GOAL OF THE EXERCISE:
Quote all entries exactly, leaving pictures aside.

SOURCE RECORDS:

┄┄┄┄┄┄

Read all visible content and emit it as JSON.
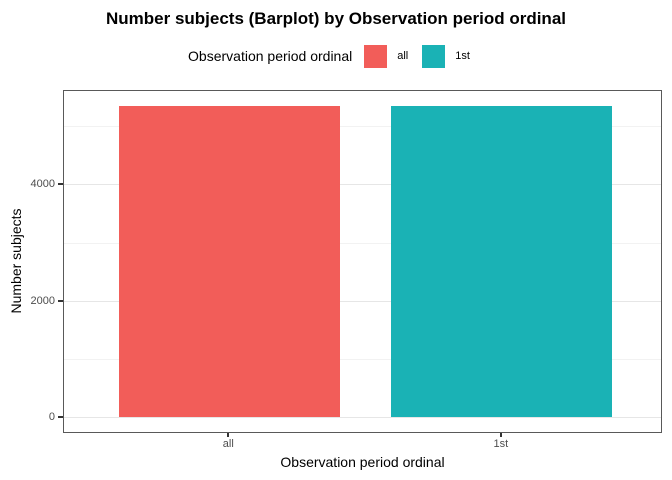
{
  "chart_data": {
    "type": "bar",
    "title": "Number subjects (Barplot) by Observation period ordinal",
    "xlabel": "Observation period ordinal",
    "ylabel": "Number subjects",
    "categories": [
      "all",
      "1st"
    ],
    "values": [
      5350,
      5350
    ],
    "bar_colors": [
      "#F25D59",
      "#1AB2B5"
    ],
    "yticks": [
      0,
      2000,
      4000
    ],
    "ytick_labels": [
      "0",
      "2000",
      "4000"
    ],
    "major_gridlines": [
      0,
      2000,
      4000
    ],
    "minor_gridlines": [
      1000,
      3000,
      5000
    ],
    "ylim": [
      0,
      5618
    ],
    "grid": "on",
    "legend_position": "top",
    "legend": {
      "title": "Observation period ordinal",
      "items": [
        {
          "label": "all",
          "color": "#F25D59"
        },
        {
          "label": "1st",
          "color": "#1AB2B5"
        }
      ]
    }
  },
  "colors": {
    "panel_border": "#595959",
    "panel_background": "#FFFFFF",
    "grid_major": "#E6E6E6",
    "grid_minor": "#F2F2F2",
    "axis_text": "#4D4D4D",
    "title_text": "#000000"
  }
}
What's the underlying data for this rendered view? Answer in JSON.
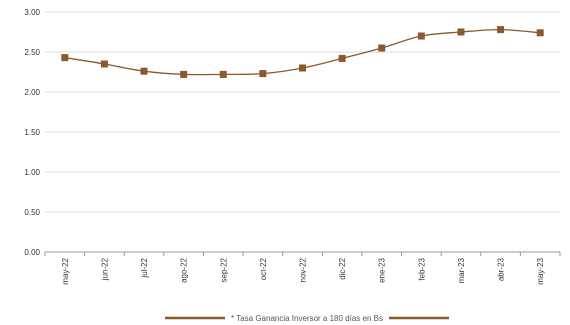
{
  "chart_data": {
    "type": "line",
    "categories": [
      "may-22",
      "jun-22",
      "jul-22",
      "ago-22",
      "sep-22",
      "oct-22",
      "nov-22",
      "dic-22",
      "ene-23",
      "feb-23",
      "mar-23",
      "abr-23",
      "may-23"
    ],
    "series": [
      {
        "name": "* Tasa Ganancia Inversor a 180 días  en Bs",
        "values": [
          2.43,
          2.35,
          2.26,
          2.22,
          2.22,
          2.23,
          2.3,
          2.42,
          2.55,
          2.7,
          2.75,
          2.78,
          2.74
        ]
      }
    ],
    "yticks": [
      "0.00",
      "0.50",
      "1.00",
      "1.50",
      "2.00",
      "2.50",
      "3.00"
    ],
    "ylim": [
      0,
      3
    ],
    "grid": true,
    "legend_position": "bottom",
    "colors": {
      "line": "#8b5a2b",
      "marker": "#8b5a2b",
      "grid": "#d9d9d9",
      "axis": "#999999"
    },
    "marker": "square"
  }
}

┄┄┄┄┄┄

THE OUTPUT:
Read all visible content and emit it as JSON.
{
  "chart_data": {
    "type": "bar",
    "title": "Number subjects (Barplot) by Observation period ordinal",
    "xlabel": "Observation period ordinal",
    "ylabel": "Number subjects",
    "categories": [
      "all",
      "1st"
    ],
    "values": [
      5350,
      5350
    ],
    "bar_colors": [
      "#F25D59",
      "#1AB2B5"
    ],
    "yticks": [
      0,
      2000,
      4000
    ],
    "ytick_labels": [
      "0",
      "2000",
      "4000"
    ],
    "major_gridlines": [
      0,
      2000,
      4000
    ],
    "minor_gridlines": [
      1000,
      3000,
      5000
    ],
    "ylim": [
      0,
      5618
    ],
    "grid": "on",
    "legend_position": "top",
    "legend": {
      "title": "Observation period ordinal",
      "items": [
        {
          "label": "all",
          "color": "#F25D59"
        },
        {
          "label": "1st",
          "color": "#1AB2B5"
        }
      ]
    }
  },
  "colors": {
    "panel_border": "#595959",
    "panel_background": "#FFFFFF",
    "grid_major": "#E6E6E6",
    "grid_minor": "#F2F2F2",
    "axis_text": "#4D4D4D",
    "title_text": "#000000"
  }
}
What's the underlying data for this rendered view? Answer in JSON.
{
  "chart_data": {
    "type": "line",
    "categories": [
      "may-22",
      "jun-22",
      "jul-22",
      "ago-22",
      "sep-22",
      "oct-22",
      "nov-22",
      "dic-22",
      "ene-23",
      "feb-23",
      "mar-23",
      "abr-23",
      "may-23"
    ],
    "series": [
      {
        "name": "* Tasa Ganancia Inversor a 180 días  en Bs",
        "values": [
          2.43,
          2.35,
          2.26,
          2.22,
          2.22,
          2.23,
          2.3,
          2.42,
          2.55,
          2.7,
          2.75,
          2.78,
          2.74
        ]
      }
    ],
    "yticks": [
      "0.00",
      "0.50",
      "1.00",
      "1.50",
      "2.00",
      "2.50",
      "3.00"
    ],
    "ylim": [
      0,
      3
    ],
    "grid": true,
    "legend_position": "bottom",
    "colors": {
      "line": "#8b5a2b",
      "marker": "#8b5a2b",
      "grid": "#d9d9d9",
      "axis": "#999999"
    },
    "marker": "square"
  }
}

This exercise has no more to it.